Collected data entries
-- begin --
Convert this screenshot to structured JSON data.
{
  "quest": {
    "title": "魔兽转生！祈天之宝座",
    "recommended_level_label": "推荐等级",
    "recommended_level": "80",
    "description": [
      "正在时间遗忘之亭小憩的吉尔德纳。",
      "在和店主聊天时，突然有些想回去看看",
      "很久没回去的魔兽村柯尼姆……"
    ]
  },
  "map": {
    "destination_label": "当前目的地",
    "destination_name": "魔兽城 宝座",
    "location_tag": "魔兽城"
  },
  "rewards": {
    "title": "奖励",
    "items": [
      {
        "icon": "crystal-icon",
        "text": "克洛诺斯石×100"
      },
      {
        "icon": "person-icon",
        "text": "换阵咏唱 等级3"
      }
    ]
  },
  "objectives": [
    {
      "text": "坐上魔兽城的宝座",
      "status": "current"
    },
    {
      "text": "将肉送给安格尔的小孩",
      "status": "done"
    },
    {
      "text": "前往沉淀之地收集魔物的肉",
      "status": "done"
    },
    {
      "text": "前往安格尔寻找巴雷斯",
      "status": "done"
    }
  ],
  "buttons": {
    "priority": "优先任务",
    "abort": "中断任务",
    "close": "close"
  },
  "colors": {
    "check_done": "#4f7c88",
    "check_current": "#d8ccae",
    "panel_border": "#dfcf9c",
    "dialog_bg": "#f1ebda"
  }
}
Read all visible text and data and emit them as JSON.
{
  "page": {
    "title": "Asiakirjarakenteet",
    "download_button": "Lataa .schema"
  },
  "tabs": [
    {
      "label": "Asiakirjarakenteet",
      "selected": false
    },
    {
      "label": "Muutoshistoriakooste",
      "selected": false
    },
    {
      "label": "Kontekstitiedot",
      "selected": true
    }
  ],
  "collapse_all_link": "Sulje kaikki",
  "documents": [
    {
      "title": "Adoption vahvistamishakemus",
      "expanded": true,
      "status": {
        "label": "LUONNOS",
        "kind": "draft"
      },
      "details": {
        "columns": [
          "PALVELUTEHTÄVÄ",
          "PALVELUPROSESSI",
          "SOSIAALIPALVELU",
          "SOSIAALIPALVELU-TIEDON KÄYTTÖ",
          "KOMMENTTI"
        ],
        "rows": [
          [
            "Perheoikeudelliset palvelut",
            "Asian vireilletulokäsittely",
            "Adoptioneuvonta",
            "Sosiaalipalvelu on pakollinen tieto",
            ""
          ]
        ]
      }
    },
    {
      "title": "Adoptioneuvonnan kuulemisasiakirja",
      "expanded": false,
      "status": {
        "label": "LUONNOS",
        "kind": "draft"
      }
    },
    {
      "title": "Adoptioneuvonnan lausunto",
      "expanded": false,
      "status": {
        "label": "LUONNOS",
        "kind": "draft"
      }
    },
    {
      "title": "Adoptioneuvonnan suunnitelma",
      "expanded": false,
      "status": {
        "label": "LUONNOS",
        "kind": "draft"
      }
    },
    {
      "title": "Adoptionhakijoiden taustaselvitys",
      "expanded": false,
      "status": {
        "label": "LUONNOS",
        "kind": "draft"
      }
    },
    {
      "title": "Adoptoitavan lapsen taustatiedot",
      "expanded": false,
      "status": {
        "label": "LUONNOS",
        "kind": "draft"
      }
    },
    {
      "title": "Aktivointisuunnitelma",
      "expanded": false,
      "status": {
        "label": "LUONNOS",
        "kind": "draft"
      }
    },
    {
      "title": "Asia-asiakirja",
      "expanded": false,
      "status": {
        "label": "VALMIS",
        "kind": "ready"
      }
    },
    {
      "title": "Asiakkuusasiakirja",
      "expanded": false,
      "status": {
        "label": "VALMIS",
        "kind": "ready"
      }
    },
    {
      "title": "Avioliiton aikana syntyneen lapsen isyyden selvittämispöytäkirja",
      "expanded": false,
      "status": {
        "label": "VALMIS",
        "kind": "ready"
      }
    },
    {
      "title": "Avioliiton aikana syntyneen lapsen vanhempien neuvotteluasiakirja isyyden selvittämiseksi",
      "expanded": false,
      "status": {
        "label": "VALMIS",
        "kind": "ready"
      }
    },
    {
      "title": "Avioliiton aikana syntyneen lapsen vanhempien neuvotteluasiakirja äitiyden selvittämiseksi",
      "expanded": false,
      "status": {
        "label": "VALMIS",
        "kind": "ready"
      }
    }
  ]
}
-- end --
# Exercise instructions
Output the records above in their entirety, exactly.

# Task result
Convert this screenshot to structured JSON data.
{
  "quest": {
    "title": "魔兽转生！祈天之宝座",
    "recommended_level_label": "推荐等级",
    "recommended_level": "80",
    "description": [
      "正在时间遗忘之亭小憩的吉尔德纳。",
      "在和店主聊天时，突然有些想回去看看",
      "很久没回去的魔兽村柯尼姆……"
    ]
  },
  "map": {
    "destination_label": "当前目的地",
    "destination_name": "魔兽城 宝座",
    "location_tag": "魔兽城"
  },
  "rewards": {
    "title": "奖励",
    "items": [
      {
        "icon": "crystal-icon",
        "text": "克洛诺斯石×100"
      },
      {
        "icon": "person-icon",
        "text": "换阵咏唱 等级3"
      }
    ]
  },
  "objectives": [
    {
      "text": "坐上魔兽城的宝座",
      "status": "current"
    },
    {
      "text": "将肉送给安格尔的小孩",
      "status": "done"
    },
    {
      "text": "前往沉淀之地收集魔物的肉",
      "status": "done"
    },
    {
      "text": "前往安格尔寻找巴雷斯",
      "status": "done"
    }
  ],
  "buttons": {
    "priority": "优先任务",
    "abort": "中断任务",
    "close": "close"
  },
  "colors": {
    "check_done": "#4f7c88",
    "check_current": "#d8ccae",
    "panel_border": "#dfcf9c",
    "dialog_bg": "#f1ebda"
  }
}
Read all visible text and data and emit them as JSON.
{
  "page": {
    "title": "Asiakirjarakenteet",
    "download_button": "Lataa .schema"
  },
  "tabs": [
    {
      "label": "Asiakirjarakenteet",
      "selected": false
    },
    {
      "label": "Muutoshistoriakooste",
      "selected": false
    },
    {
      "label": "Kontekstitiedot",
      "selected": true
    }
  ],
  "collapse_all_link": "Sulje kaikki",
  "documents": [
    {
      "title": "Adoption vahvistamishakemus",
      "expanded": true,
      "status": {
        "label": "LUONNOS",
        "kind": "draft"
      },
      "details": {
        "columns": [
          "PALVELUTEHTÄVÄ",
          "PALVELUPROSESSI",
          "SOSIAALIPALVELU",
          "SOSIAALIPALVELU-TIEDON KÄYTTÖ",
          "KOMMENTTI"
        ],
        "rows": [
          [
            "Perheoikeudelliset palvelut",
            "Asian vireilletulokäsittely",
            "Adoptioneuvonta",
            "Sosiaalipalvelu on pakollinen tieto",
            ""
          ]
        ]
      }
    },
    {
      "title": "Adoptioneuvonnan kuulemisasiakirja",
      "expanded": false,
      "status": {
        "label": "LUONNOS",
        "kind": "draft"
      }
    },
    {
      "title": "Adoptioneuvonnan lausunto",
      "expanded": false,
      "status": {
        "label": "LUONNOS",
        "kind": "draft"
      }
    },
    {
      "title": "Adoptioneuvonnan suunnitelma",
      "expanded": false,
      "status": {
        "label": "LUONNOS",
        "kind": "draft"
      }
    },
    {
      "title": "Adoptionhakijoiden taustaselvitys",
      "expanded": false,
      "status": {
        "label": "LUONNOS",
        "kind": "draft"
      }
    },
    {
      "title": "Adoptoitavan lapsen taustatiedot",
      "expanded": false,
      "status": {
        "label": "LUONNOS",
        "kind": "draft"
      }
    },
    {
      "title": "Aktivointisuunnitelma",
      "expanded": false,
      "status": {
        "label": "LUONNOS",
        "kind": "draft"
      }
    },
    {
      "title": "Asia-asiakirja",
      "expanded": false,
      "status": {
        "label": "VALMIS",
        "kind": "ready"
      }
    },
    {
      "title": "Asiakkuusasiakirja",
      "expanded": false,
      "status": {
        "label": "VALMIS",
        "kind": "ready"
      }
    },
    {
      "title": "Avioliiton aikana syntyneen lapsen isyyden selvittämispöytäkirja",
      "expanded": false,
      "status": {
        "label": "VALMIS",
        "kind": "ready"
      }
    },
    {
      "title": "Avioliiton aikana syntyneen lapsen vanhempien neuvotteluasiakirja isyyden selvittämiseksi",
      "expanded": false,
      "status": {
        "label": "VALMIS",
        "kind": "ready"
      }
    },
    {
      "title": "Avioliiton aikana syntyneen lapsen vanhempien neuvotteluasiakirja äitiyden selvittämiseksi",
      "expanded": false,
      "status": {
        "label": "VALMIS",
        "kind": "ready"
      }
    }
  ]
}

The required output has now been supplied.